> [What is needed] Carry the forum thread on matching exactly three repeated characters with a regex forward from its last sentence.

Start of Reading passage

With regex only, how to match an exact number of consecutive repetitions of an arbitrary single token? For example, matching the "aaa" in “ttaaabbb” instead of the "aaaa" “ttaaaabbb”, given the desired number of repetitions is 3.
Clarification: Note I was using "a" for an example, the token can be arbitrary character/number/symbols. That is, given the desired number of repetitions is 3, the desired match of "aaaa**!!!cccc333**" only gives "!!!" and "333".
In short, I want to find a list of tokens "X" where YXXXY appeared in the given string (Y is some other tokens that are different from X, Y can also be the start of the string or the end of the string). Note there can be repeated tokens in the list, e.g., "aaabbbbaaa" should give ["a", "a"].
Some other examples:
Input: "aaabbbbbbaaa****ccc", output: ["a", "a", "c"] Input: "!!! aaaabbbaaa ccc!!!", output: ["!", "b", "a", "c", "!"].
What I have tried: I tried (.)\1{2}
but unfortunately, it matches "aaaa" and "ccccc" as well in the example above. I further changed it to (?!\1)(.)\1{2}(?!\1)
such that the prefix and postfix of the repeating pattern differ from it. However, I got an error in this case since the first \1
is undefined when being referred to.
CodePudding user response:
You might use a pattern with 2 capture groups and a repeated backreference.
First match 4 or more times the same repeated character that you want to avoid, then match 3 times the same character.
The single characters that you want are in capture group 2, which you can get using re.finditer for example.

End of Reading passage
Start of Dataset content

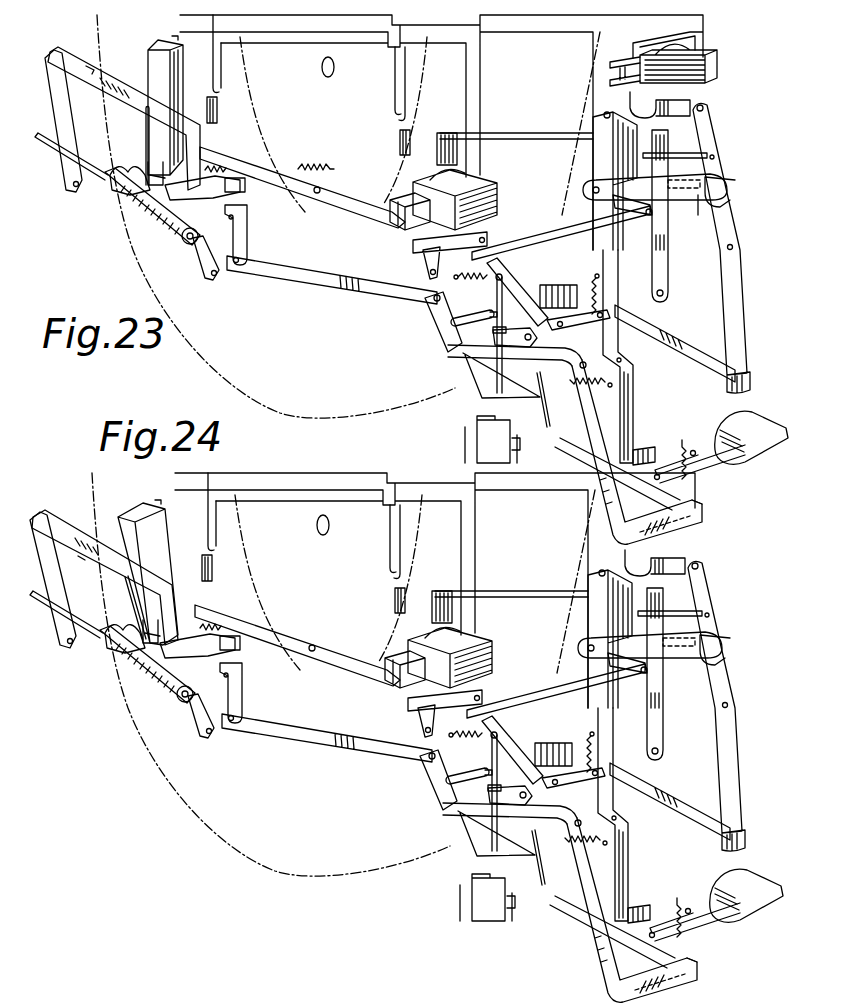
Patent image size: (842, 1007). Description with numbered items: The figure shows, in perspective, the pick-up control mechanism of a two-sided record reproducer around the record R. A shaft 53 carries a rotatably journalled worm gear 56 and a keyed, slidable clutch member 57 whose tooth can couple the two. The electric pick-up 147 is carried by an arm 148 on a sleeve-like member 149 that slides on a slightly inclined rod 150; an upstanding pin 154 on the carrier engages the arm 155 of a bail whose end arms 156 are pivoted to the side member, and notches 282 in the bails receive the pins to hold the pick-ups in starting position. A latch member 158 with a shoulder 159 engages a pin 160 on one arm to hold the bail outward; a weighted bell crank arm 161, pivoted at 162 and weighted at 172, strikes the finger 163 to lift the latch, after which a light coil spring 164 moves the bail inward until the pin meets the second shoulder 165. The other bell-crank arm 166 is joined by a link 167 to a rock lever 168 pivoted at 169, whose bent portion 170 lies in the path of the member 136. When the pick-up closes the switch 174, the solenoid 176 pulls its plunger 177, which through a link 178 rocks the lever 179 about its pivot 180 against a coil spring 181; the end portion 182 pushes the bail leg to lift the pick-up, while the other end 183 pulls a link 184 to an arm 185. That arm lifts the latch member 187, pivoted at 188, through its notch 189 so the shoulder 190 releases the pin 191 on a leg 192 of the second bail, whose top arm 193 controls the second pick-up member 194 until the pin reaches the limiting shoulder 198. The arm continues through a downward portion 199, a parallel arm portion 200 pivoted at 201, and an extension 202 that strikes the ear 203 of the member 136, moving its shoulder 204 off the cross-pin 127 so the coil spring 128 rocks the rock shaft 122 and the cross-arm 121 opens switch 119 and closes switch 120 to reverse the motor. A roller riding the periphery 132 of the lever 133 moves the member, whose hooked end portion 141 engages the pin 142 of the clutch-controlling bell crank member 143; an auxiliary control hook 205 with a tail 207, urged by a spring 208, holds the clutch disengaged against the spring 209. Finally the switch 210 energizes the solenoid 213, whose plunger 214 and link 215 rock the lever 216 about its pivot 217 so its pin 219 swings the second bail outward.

In FIG. 23, the shaft 53 is at (455, 335).
In FIG. 24, the shaft 53 is at (440, 780).
In FIG. 23, the worm gear 56 is at (545, 290).
In FIG. 24, the worm gear 56 is at (559, 748).
In FIG. 23, the clutch member 57 is at (475, 310).
In FIG. 24, the clutch member 57 is at (494, 750).
In FIG. 23, the switch 119 is at (465, 445).
In FIG. 24, the switch 119 is at (443, 903).
In FIG. 23, the switch 120 is at (517, 460).
In FIG. 24, the switch 120 is at (528, 912).
In FIG. 23, the cross-arm 121 is at (496, 448).
In FIG. 24, the cross-arm 121 is at (485, 936).
In FIG. 23, the rock shaft 122 is at (490, 416).
In FIG. 24, the rock shaft 122 is at (468, 893).
In FIG. 23, the cross-pin 127 is at (545, 395).
In FIG. 24, the cross-pin 127 is at (531, 866).
In FIG. 23, the coil spring 128 is at (612, 385).
In FIG. 24, the coil spring 128 is at (597, 847).
In FIG. 23, the periphery 132 is at (730, 415).
In FIG. 24, the periphery 132 is at (745, 894).
In FIG. 23, the lever 133 is at (700, 465).
In FIG. 24, the lever 133 is at (695, 925).
In FIG. 23, the member 136 is at (665, 500).
In FIG. 24, the member 136 is at (558, 934).
In FIG. 23, the hooked end portion 141 is at (465, 378).
In FIG. 24, the hooked end portion 141 is at (445, 830).
In FIG. 23, the pin 142 is at (495, 297).
In FIG. 24, the pin 142 is at (485, 780).
In FIG. 23, the bell crank member 143 is at (535, 345).
In FIG. 24, the bell crank member 143 is at (527, 796).
In FIG. 23, the pick-up device 147 is at (150, 52).
In FIG. 24, the pick-up device 147 is at (145, 561).
In FIG. 23, the arm 148 is at (148, 168).
In FIG. 24, the arm 148 is at (135, 629).
In FIG. 23, the sleeve-like member 149 is at (125, 210).
In FIG. 24, the sleeve-like member 149 is at (136, 664).
In FIG. 23, the rod 150 is at (95, 195).
In FIG. 24, the rod 150 is at (66, 631).
In FIG. 23, the pin 154 is at (145, 115).
In FIG. 24, the pin 154 is at (123, 608).
In FIG. 23, the arm 155 is at (138, 84).
In FIG. 24, the arm 155 is at (105, 577).
In FIG. 23, the end arms 156 is at (62, 108).
In FIG. 24, the end arms 156 is at (122, 629).
In FIG. 23, the latch member 158 is at (225, 195).
In FIG. 24, the latch member 158 is at (237, 647).
In FIG. 23, the shoulder 159 is at (160, 200).
In FIG. 23, the pin 160 is at (182, 238).
In FIG. 24, the pin 160 is at (157, 663).
In FIG. 23, the bell crank arm 161 is at (178, 250).
In FIG. 24, the bell crank arm 161 is at (174, 713).
In FIG. 23, the pivot 162 is at (235, 218).
In FIG. 24, the pivot 162 is at (248, 672).
In FIG. 23, the finger 163 is at (192, 178).
In FIG. 24, the finger 163 is at (163, 668).
In FIG. 23, the coil spring 164 is at (218, 168).
In FIG. 24, the coil spring 164 is at (217, 615).
In FIG. 24, the second shoulder 165 is at (226, 660).
In FIG. 23, the arm 166 is at (240, 240).
In FIG. 24, the arm 166 is at (246, 693).
In FIG. 23, the link 167 is at (318, 285).
In FIG. 24, the link 167 is at (327, 738).
In FIG. 23, the rock lever 168 is at (610, 505).
In FIG. 24, the rock lever 168 is at (627, 910).
In FIG. 23, the pivot 169 is at (583, 367).
In FIG. 24, the pivot 169 is at (592, 833).
In FIG. 23, the bent portion 170 is at (700, 515).
In FIG. 24, the bent portion 170 is at (685, 975).
In FIG. 23, the weight 172 is at (150, 235).
In FIG. 24, the weight 172 is at (144, 694).
In FIG. 23, the electric switch 174 is at (225, 92).
In FIG. 24, the electric switch 174 is at (234, 564).
In FIG. 23, the solenoid 176 is at (497, 196).
In FIG. 24, the solenoid 176 is at (466, 657).
In FIG. 23, the plunger 177 is at (410, 200).
In FIG. 24, the plunger 177 is at (405, 664).
In FIG. 23, the link 178 is at (415, 246).
In FIG. 24, the link 178 is at (427, 712).
In FIG. 23, the lever 179 is at (360, 222).
In FIG. 24, the lever 179 is at (297, 645).
In FIG. 23, the pivot 180 is at (320, 190).
In FIG. 24, the pivot 180 is at (333, 635).
In FIG. 23, the coil spring 181 is at (298, 168).
In FIG. 23, the end portion 182 is at (280, 172).
In FIG. 23, the other end 183 is at (468, 238).
In FIG. 24, the other end 183 is at (484, 685).
In FIG. 23, the link 184 is at (522, 232).
In FIG. 24, the link 184 is at (557, 683).
In FIG. 23, the arm 185 is at (646, 215).
In FIG. 24, the arm 185 is at (638, 679).
In FIG. 23, the latch member 187 is at (672, 198).
In FIG. 24, the latch member 187 is at (716, 611).
In FIG. 23, the pivot 188 is at (590, 185).
In FIG. 24, the pivot 188 is at (633, 642).
In FIG. 23, the notch 189 is at (648, 158).
In FIG. 24, the notch 189 is at (657, 628).
In FIG. 23, the shoulder 190 is at (698, 200).
In FIG. 23, the pin 191 is at (728, 204).
In FIG. 24, the pin 191 is at (731, 650).
In FIG. 23, the legs 192 is at (440, 160).
In FIG. 24, the legs 192 is at (561, 674).
In FIG. 23, the top arm 193 is at (537, 125).
In FIG. 24, the top arm 193 is at (511, 583).
In FIG. 23, the second pick-up member 194 is at (593, 157).
In FIG. 24, the second pick-up member 194 is at (588, 639).
In FIG. 23, the limiting shoulder 198 is at (668, 183).
In FIG. 24, the limiting shoulder 198 is at (686, 660).
In FIG. 23, the downward portion 199 is at (612, 290).
In FIG. 24, the downward portion 199 is at (621, 814).
In FIG. 23, the arm portion 200 is at (635, 372).
In FIG. 24, the arm portion 200 is at (655, 827).
In FIG. 23, the pivot 201 is at (622, 362).
In FIG. 24, the pivot 201 is at (631, 812).
In FIG. 23, the extension 202 is at (633, 415).
In FIG. 24, the extension 202 is at (653, 883).
In FIG. 23, the ear 203 is at (645, 450).
In FIG. 24, the ear 203 is at (655, 908).
In FIG. 23, the shoulder 204 is at (520, 444).
In FIG. 24, the shoulder 204 is at (531, 907).
In FIG. 23, the auxiliary control hook 205 is at (580, 327).
In FIG. 24, the auxiliary control hook 205 is at (551, 751).
In FIG. 23, the tail 207 is at (655, 330).
In FIG. 24, the tail 207 is at (670, 801).
In FIG. 23, the spring 208 is at (592, 312).
In FIG. 24, the spring 208 is at (617, 752).
In FIG. 23, the spring 209 is at (465, 275).
In FIG. 24, the spring 209 is at (464, 724).
In FIG. 23, the electric switch 210 is at (395, 118).
In FIG. 24, the electric switch 210 is at (371, 582).
In FIG. 23, the solenoid 213 is at (718, 65).
In FIG. 23, the plunger 214 is at (650, 88).
In FIG. 23, the link 215 is at (700, 105).
In FIG. 24, the link 215 is at (669, 560).
In FIG. 23, the lever 216 is at (718, 128).
In FIG. 24, the lever 216 is at (717, 706).
In FIG. 23, the pivot 217 is at (733, 247).
In FIG. 24, the pivot 217 is at (746, 703).
In FIG. 23, the pin 219 is at (710, 150).
In FIG. 24, the pin 219 is at (725, 597).
In FIG. 23, the notches 282 is at (88, 66).
In FIG. 24, the notches 282 is at (80, 570).
In FIG. 23, the record R is at (322, 418).
In FIG. 24, the record R is at (240, 882).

End of Dataset content

> [Answer below]
(\S)\1{3,}|(\S)\2{2}
The pattern matches:
(\S)\1{3,}
Capture group 1, match a non whitespace char and repeat the backreference 3 or more times|
Or(\S)\2{2}
Capture group 2, match a non whitespace char and repeat the backreference 2 times
For example:
import re
strings = [
"aaaa**!!!cccc333**",
"aaabbbbaaa",
"aaabbbbbbaaa****ccc",
"!!! aaaabbbaaa ccc!!!"
]
pattern = r"(\S)\1{3,}|(\S)\2{2}"
for s in strings:
matches = re.finditer(pattern, s)
result = []
for matchNum, match in enumerate(matches, start=1):
if match.group(2):
result.append(match.group(2))
print(result)
Output
['!', '3']
['a', 'a']
['a', 'a', 'c']
['!', 'b', 'a', 'c', '!']
CodePudding user response:
You can do something like this using a regex and a loop:
def exact_re_match(string, length):
regex = re.compile(r'(.)\1*')
for match in regex.finditer(string):
elm = match.group()
if len(elm) == length:
yield elm
string = "aaaa!!!cccc333"
out = list(exact_re_match(string, 3))
print(out)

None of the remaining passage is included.